┌─ Фрагмент документа
На языке кечуа пума значит просто «хищник». Например, крабоядного енота[66], чей рацион включает, среди прочего, ракообразных и моллюсков, в Авиле называют чуру пума, то есть хищник, охотящийся на улиток. Поскольку ягуар является квинтэссенцией хищничества, его называют просто пумой. Руна, выжившие после встречи с таким хищником, по определению становятся руна пума, или ягуарами-оборотнями (понятие «руна» – не только этноним: оно также означает «человек» [см. Главу 6]). Следовательно, для выживания необходимо, чтобы пума не увидела в тебе добычу. Однако при встрече с ней человек также становится другим видом существа, то есть пумой. Этот новообретенный статус переносится на другие ситуации и создает новые возможности.
Пума – это относительная (реляционная) категория, в этом случае весьма похожая на местоимения я и ты (см. Главу 6). То, что мы можем стать пумой, взглянув на нее в ответ, говорит о том, что мы оба являемся видами «я», то есть видами личности. Руна, как и прочие жители Амазонии, относятся к ягуарам и многим другим нечеловеческим существам как к значащим самостям, обладающим интенцией и душой. Пользуясь недавно реанимированным термином, можно сказать, что они являются анимистами; они считают нечеловеческих существ одушевленными – или, другими словами, личностями.
Современные теории анимизма, разрабатываемые такими учеными, как Дескола (2005) и Вивейруш де Кастру (1998), весьма отличаются от предшествующих им социально-эволюционистских и порой откровенно расистских версий и становятся важным подспорьем в критике западных механистических репрезентаций природы. Однако исследователей, подвергающих критике способы репрезентации природы «Западом», интересует лишь то, почему люди из других сообществ считают нечеловеческие существа одушевленными. В этом отношении такие подходы продолжают классическую традицию в исследованиях анимизма, представленную, например, в труде Леви-Брюля под названием «Первобытное мышление» (1926). Случай ягуара затрудняет этот проект: если ягуар репрезентирует человека, то вопрос нельзя свести лишь к тому, почему некоторые люди репрезентируют ягуара таким образом.
└─
┌─ Исходные материалы
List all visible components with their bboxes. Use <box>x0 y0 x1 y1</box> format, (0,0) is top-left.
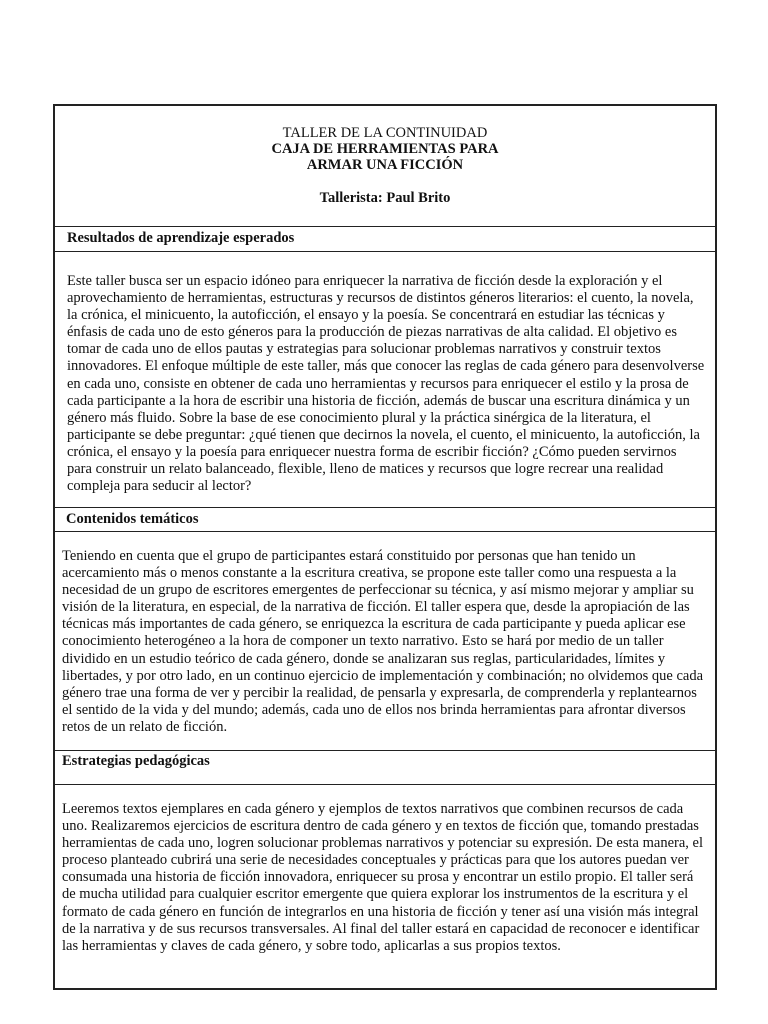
└─
Задания:
A. Перескажите отрывок о пуме и анимизме в двух предложениях.
B. Ответьте по отрывку о пуме и анимизме на три вопроса:
(i) Как в Авиле называют крабоядного енота?
(ii) Что, помимо этнонима, означает слово «руна»?
(iii) Как называется упомянутый труд Леви-Брюля и какой год указан рядом с ним?
Отвечайте только по тексту отрывка.

Решения заданий:
A. В языке кечуа слово «пума» означает хищника, ягуара называют просто пумой, а руна, выжившие после встречи с ним, становятся руна пума, то есть ягуарами-оборотнями. Руна, как и прочие жители Амазонии, считают нечеловеческих существ личностями, и современные теории анимизма, критикующие западные представления о природе, выясняют лишь, почему люди так считают, тогда как случай ягуара не позволяет свести вопрос только к этому.

B.
(i) Чуру пума, то есть хищник, охотящийся на улиток.
(ii) «Человек».
(iii) «Первобытное мышление», 1926 год.